**Task requirements**
Write out each line word for word. Drop pictures.
:: The data
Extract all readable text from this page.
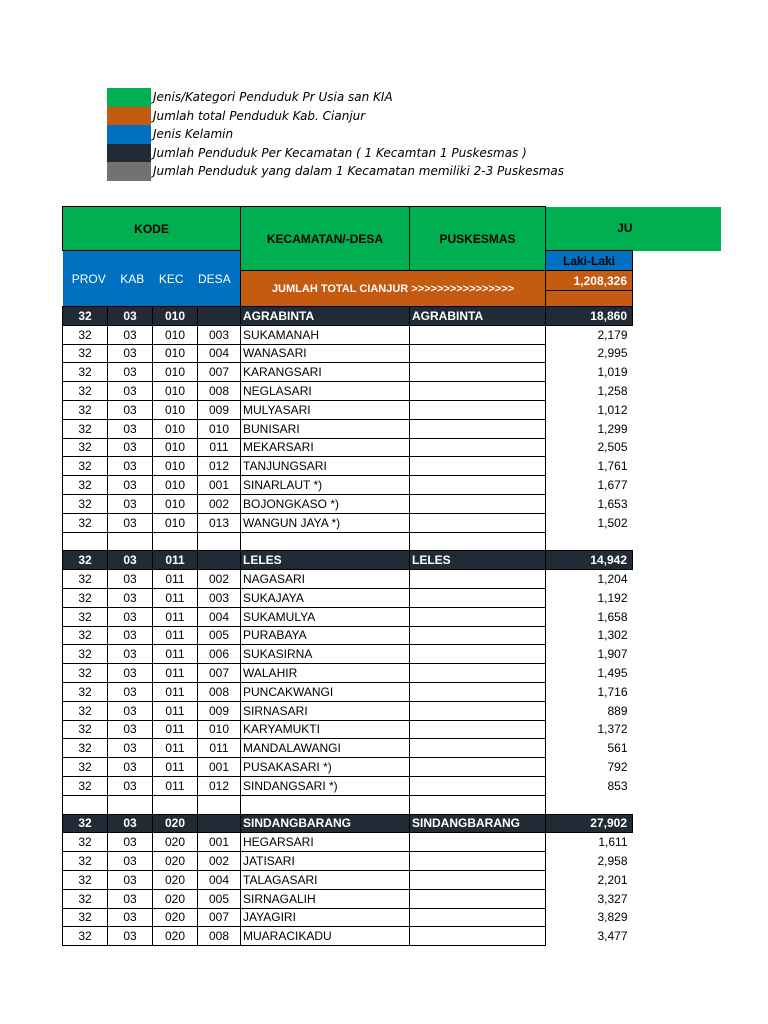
Jenis/Kategori Penduduk Pr Usia san KIA
Jumlah total Penduduk Kab. Cianjur
Jenis Kelamin
Jumlah Penduduk Per Kecamatan ( 1 Kecamtan 1 Puskesmas )
Jumlah Penduduk yang dalam 1 Kecamatan memiliki 2-3 Puskesmas
KODE				KECAMATAN/-DESA	PUSKESMAS	JU	

PROV KAB KEC DESA						Laki-Laki	
				JUMLAH TOTAL CIANJUR >>>>>>>>>>>>>>>>		1,208,326	

32	03	010		AGRABINTA	AGRABINTA	18,860	
32	03	010	003	SUKAMANAH		2,179	
32	03	010	004	WANASARI		2,995	
32	03	010	007	KARANGSARI		1,019	
32	03	010	008	NEGLASARI		1,258	
32	03	010	009	MULYASARI		1,012	
32	03	010	010	BUNISARI		1,299	
32	03	010	011	MEKARSARI		2,505	
32	03	010	012	TANJUNGSARI		1,761	
32	03	010	001	SINARLAUT *)		1,677	
32	03	010	002	BOJONGKASO *)		1,653	
32	03	010	013	WANGUN JAYA *)		1,502	

32	03	011		LELES	LELES	14,942	
32	03	011	002	NAGASARI		1,204	
32	03	011	003	SUKAJAYA		1,192	
32	03	011	004	SUKAMULYA		1,658	
32	03	011	005	PURABAYA		1,302	
32	03	011	006	SUKASIRNA		1,907	
32	03	011	007	WALAHIR		1,495	
32	03	011	008	PUNCAKWANGI		1,716	
32	03	011	009	SIRNASARI		889	
32	03	011	010	KARYAMUKTI		1,372	
32	03	011	011	MANDALAWANGI		561	
32	03	011	001	PUSAKASARI *)		792	
32	03	011	012	SINDANGSARI *)		853	

32	03	020		SINDANGBARANG	SINDANGBARANG	27,902	
32	03	020	001	HEGARSARI		1,611	
32	03	020	002	JATISARI		2,958	
32	03	020	004	TALAGASARI		2,201	
32	03	020	005	SIRNAGALIH		3,327	
32	03	020	007	JAYAGIRI		3,829	
32	03	020	008	MUARACIKADU		3,477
::::
**The answer**
Extract all readable text from this page.
Jenis/Kategori Penduduk Pr Usia san KIA
Jumlah total Penduduk Kab. Cianjur
Jenis Kelamin
Jumlah Penduduk Per Kecamatan ( 1 Kecamtan 1 Puskesmas )
Jumlah Penduduk yang dalam 1 Kecamatan memiliki 2-3 Puskesmas
KODE				KECAMATAN/-DESA	PUSKESMAS	JU	

PROV KAB KEC DESA						Laki-Laki	
				JUMLAH TOTAL CIANJUR >>>>>>>>>>>>>>>>		1,208,326	

32	03	010		AGRABINTA	AGRABINTA	18,860	
32	03	010	003	SUKAMANAH		2,179	
32	03	010	004	WANASARI		2,995	
32	03	010	007	KARANGSARI		1,019	
32	03	010	008	NEGLASARI		1,258	
32	03	010	009	MULYASARI		1,012	
32	03	010	010	BUNISARI		1,299	
32	03	010	011	MEKARSARI		2,505	
32	03	010	012	TANJUNGSARI		1,761	
32	03	010	001	SINARLAUT *)		1,677	
32	03	010	002	BOJONGKASO *)		1,653	
32	03	010	013	WANGUN JAYA *)		1,502	

32	03	011		LELES	LELES	14,942	
32	03	011	002	NAGASARI		1,204	
32	03	011	003	SUKAJAYA		1,192	
32	03	011	004	SUKAMULYA		1,658	
32	03	011	005	PURABAYA		1,302	
32	03	011	006	SUKASIRNA		1,907	
32	03	011	007	WALAHIR		1,495	
32	03	011	008	PUNCAKWANGI		1,716	
32	03	011	009	SIRNASARI		889	
32	03	011	010	KARYAMUKTI		1,372	
32	03	011	011	MANDALAWANGI		561	
32	03	011	001	PUSAKASARI *)		792	
32	03	011	012	SINDANGSARI *)		853	

32	03	020		SINDANGBARANG	SINDANGBARANG	27,902	
32	03	020	001	HEGARSARI		1,611	
32	03	020	002	JATISARI		2,958	
32	03	020	004	TALAGASARI		2,201	
32	03	020	005	SIRNAGALIH		3,327	
32	03	020	007	JAYAGIRI		3,829	
32	03	020	008	MUARACIKADU		3,477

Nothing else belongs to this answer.